== Exercise description ==
Tally the lines in these records that hold the string "Hebrew", and reply with the number alone.
....................
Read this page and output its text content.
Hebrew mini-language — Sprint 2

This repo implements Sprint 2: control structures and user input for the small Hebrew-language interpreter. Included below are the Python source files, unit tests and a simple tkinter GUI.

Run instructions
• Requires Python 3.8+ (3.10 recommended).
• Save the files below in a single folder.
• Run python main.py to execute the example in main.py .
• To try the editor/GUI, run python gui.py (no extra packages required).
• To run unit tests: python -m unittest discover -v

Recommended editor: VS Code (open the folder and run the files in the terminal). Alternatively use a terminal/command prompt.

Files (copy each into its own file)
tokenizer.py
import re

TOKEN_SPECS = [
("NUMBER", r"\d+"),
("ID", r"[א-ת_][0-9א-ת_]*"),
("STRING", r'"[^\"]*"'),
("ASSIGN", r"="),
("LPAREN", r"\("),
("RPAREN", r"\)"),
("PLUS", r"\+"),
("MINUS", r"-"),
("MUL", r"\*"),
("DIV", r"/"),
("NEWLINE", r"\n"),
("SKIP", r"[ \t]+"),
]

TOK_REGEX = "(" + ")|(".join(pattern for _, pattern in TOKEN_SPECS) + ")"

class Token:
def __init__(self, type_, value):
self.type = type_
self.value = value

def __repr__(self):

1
....................
== Exercise result ==
2